Excerpted records:
+ + + + + + +

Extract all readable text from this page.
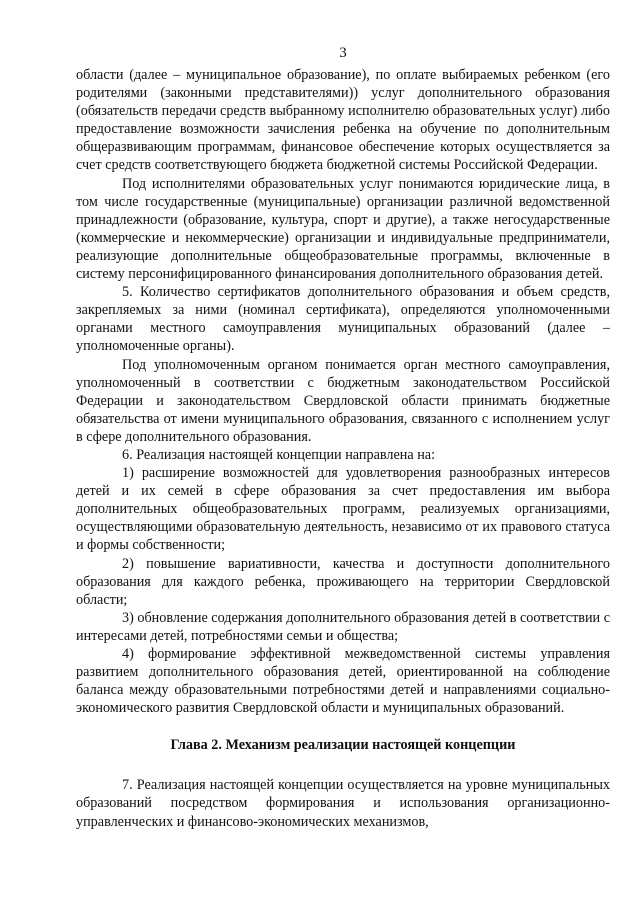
3

области (далее – муниципальное образование), по оплате выбираемых ребенком (его родителями (законными представителями)) услуг дополнительного образования (обязательств передачи средств выбранному исполнителю образовательных услуг) либо предоставление возможности зачисления ребенка на обучение по дополнительным общеразвивающим программам, финансовое обеспечение которых осуществляется за счет средств соответствующего бюджета бюджетной системы Российской Федерации.

Под исполнителями образовательных услуг понимаются юридические лица, в том числе государственные (муниципальные) организации различной ведомственной принадлежности (образование, культура, спорт и другие), а также негосударственные (коммерческие и некоммерческие) организации и индивидуальные предприниматели, реализующие дополнительные общеобразовательные программы, включенные в систему персонифицированного финансирования дополнительного образования детей.

5. Количество сертификатов дополнительного образования и объем средств, закрепляемых за ними (номинал сертификата), определяются уполномоченными органами местного самоуправления муниципальных образований (далее – уполномоченные органы).

Под уполномоченным органом понимается орган местного самоуправления, уполномоченный в соответствии с бюджетным законодательством Российской Федерации и законодательством Свердловской области принимать бюджетные обязательства от имени муниципального образования, связанного с исполнением услуг в сфере дополнительного образования.

6. Реализация настоящей концепции направлена на:

1) расширение возможностей для удовлетворения разнообразных интересов детей и их семей в сфере образования за счет предоставления им выбора дополнительных общеобразовательных программ, реализуемых организациями, осуществляющими образовательную деятельность, независимо от их правового статуса и формы собственности;

2) повышение вариативности, качества и доступности дополнительного образования для каждого ребенка, проживающего на территории Свердловской области;

3) обновление содержания дополнительного образования детей в соответствии с интересами детей, потребностями семьи и общества;

4) формирование эффективной межведомственной системы управления развитием дополнительного образования детей, ориентированной на соблюдение баланса между образовательными потребностями детей и направлениями социально-экономического развития Свердловской области и муниципальных образований.

Глава 2. Механизм реализации настоящей концепции

7. Реализация настоящей концепции осуществляется на уровне муниципальных образований посредством формирования и использования организационно-управленческих и финансово-экономических механизмов,
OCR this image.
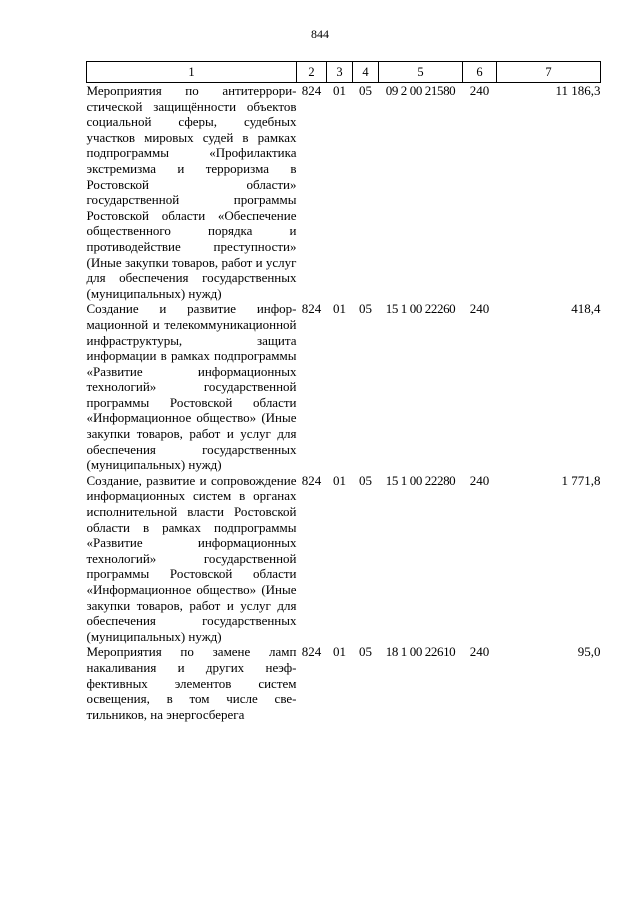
844
1	2	3	4	5	6	7
Мероприятия по антитеррористической защищённости объектов социальной сферы, судебных участков мировых судей в рамках подпрограммы «Профилактика экстремизма и терроризма в Ростовской области» государственной программы Ростовской области «Обеспечение общественного порядка и противодействие преступности» (Иные закупки товаров, работ и услуг для обеспечения государственных (муниципальных) нужд)	824	01	05	09 2 00 21580	240	11 186,3
Создание и развитие информационной и телекоммуникационной инфраструктуры, защита информации в рамках подпрограммы «Развитие информационных технологий» государственной программы Ростовской области «Информационное общество» (Иные закупки товаров, работ и услуг для обеспечения государственных (муниципальных) нужд)	824	01	05	15 1 00 22260	240	418,4
Создание, развитие и сопровождение информационных систем в органах исполнительной власти Ростовской области в рамках подпрограммы «Развитие информационных технологий» государственной программы Ростовской области «Информационное общество» (Иные закупки товаров, работ и услуг для обеспечения государственных (муниципальных) нужд)	824	01	05	15 1 00 22280	240	1 771,8
Мероприятия по замене ламп накаливания и других неэффективных элементов систем освещения, в том числе светильников, на энергосберега	824	01	05	18 1 00 22610	240	95,0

+ + + + + + +

Work to do: Copy each line of the preceding data that contains the string "подпрограммы".

Response:
Мероприятия по антитеррористической защищённости объектов социальной сферы, судебных участков мировых судей в рамках подпрограммы «Профилактика экстремизма и терроризма в Ростовской области» государственной программы Ростовской области «Обеспечение общественного порядка и противодействие преступности» (Иные закупки товаров, работ и услуг для обеспечения государственных (муниципальных) нужд)	824	01	05	09 2 00 21580	240	11 186,3
Создание и развитие информационной и телекоммуникационной инфраструктуры, защита информации в рамках подпрограммы «Развитие информационных технологий» государственной программы Ростовской области «Информационное общество» (Иные закупки товаров, работ и услуг для обеспечения государственных (муниципальных) нужд)	824	01	05	15 1 00 22260	240	418,4
Создание, развитие и сопровождение информационных систем в органах исполнительной власти Ростовской области в рамках подпрограммы «Развитие информационных технологий» государственной программы Ростовской области «Информационное общество» (Иные закупки товаров, работ и услуг для обеспечения государственных (муниципальных) нужд)	824	01	05	15 1 00 22280	240	1 771,8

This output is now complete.